● What is required:
Copy each line containing the word "color" from the records that follow, please.

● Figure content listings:
--- BEGIN ---
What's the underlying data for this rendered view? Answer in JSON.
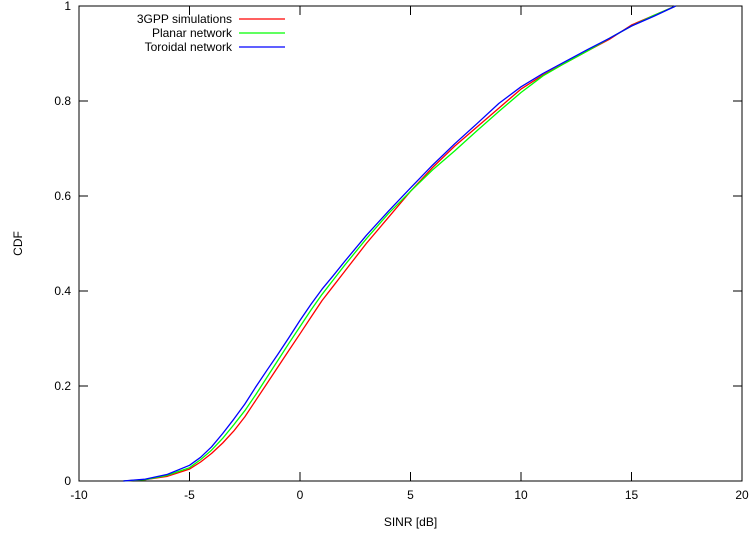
{
  "chart_data": {
    "type": "line",
    "xlabel": "SINR [dB]",
    "ylabel": "CDF",
    "xlim": [
      -10,
      20
    ],
    "ylim": [
      0,
      1
    ],
    "xticks": [
      -10,
      -5,
      0,
      5,
      10,
      15,
      20
    ],
    "yticks": [
      0,
      0.2,
      0.4,
      0.6,
      0.8,
      1
    ],
    "grid": false,
    "legend_position": "top-left",
    "series": [
      {
        "name": "3GPP simulations",
        "color": "#ff0000",
        "x": [
          -8,
          -7,
          -6,
          -5,
          -4.5,
          -4,
          -3.5,
          -3,
          -2.5,
          -2,
          -1.5,
          -1,
          -0.5,
          0,
          0.5,
          1,
          1.5,
          2,
          3,
          4,
          5,
          6,
          7,
          8,
          9,
          10,
          11,
          12,
          13,
          14,
          15,
          16,
          17
        ],
        "y": [
          0,
          0.003,
          0.01,
          0.025,
          0.04,
          0.058,
          0.08,
          0.105,
          0.135,
          0.17,
          0.205,
          0.24,
          0.275,
          0.31,
          0.345,
          0.38,
          0.41,
          0.44,
          0.5,
          0.555,
          0.61,
          0.66,
          0.705,
          0.745,
          0.785,
          0.825,
          0.855,
          0.88,
          0.905,
          0.93,
          0.96,
          0.98,
          1.0
        ]
      },
      {
        "name": "Planar network",
        "color": "#00ff00",
        "x": [
          -8,
          -7,
          -6,
          -5,
          -4.5,
          -4,
          -3.5,
          -3,
          -2.5,
          -2,
          -1.5,
          -1,
          -0.5,
          0,
          0.5,
          1,
          1.5,
          2,
          3,
          4,
          5,
          6,
          7,
          8,
          9,
          10,
          11,
          12,
          13,
          14,
          15,
          16,
          17
        ],
        "y": [
          0,
          0.003,
          0.012,
          0.028,
          0.045,
          0.065,
          0.09,
          0.118,
          0.148,
          0.182,
          0.218,
          0.254,
          0.29,
          0.325,
          0.36,
          0.393,
          0.423,
          0.453,
          0.51,
          0.563,
          0.61,
          0.655,
          0.695,
          0.737,
          0.778,
          0.818,
          0.853,
          0.88,
          0.905,
          0.932,
          0.958,
          0.98,
          1.0
        ]
      },
      {
        "name": "Toroidal network",
        "color": "#0000ff",
        "x": [
          -8,
          -7,
          -6,
          -5,
          -4.5,
          -4,
          -3.5,
          -3,
          -2.5,
          -2,
          -1.5,
          -1,
          -0.5,
          0,
          0.5,
          1,
          1.5,
          2,
          3,
          4,
          5,
          6,
          7,
          8,
          9,
          10,
          11,
          12,
          13,
          14,
          15,
          16,
          17
        ],
        "y": [
          0,
          0.004,
          0.014,
          0.033,
          0.05,
          0.072,
          0.1,
          0.13,
          0.162,
          0.198,
          0.233,
          0.267,
          0.302,
          0.338,
          0.372,
          0.404,
          0.432,
          0.461,
          0.517,
          0.568,
          0.617,
          0.665,
          0.71,
          0.752,
          0.795,
          0.83,
          0.858,
          0.883,
          0.908,
          0.932,
          0.958,
          0.978,
          1.0
        ]
      }
    ]
  }
}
--- END ---
● Written solution:
        "color": "#ff0000",
        "color": "#00ff00",
        "color": "#0000ff",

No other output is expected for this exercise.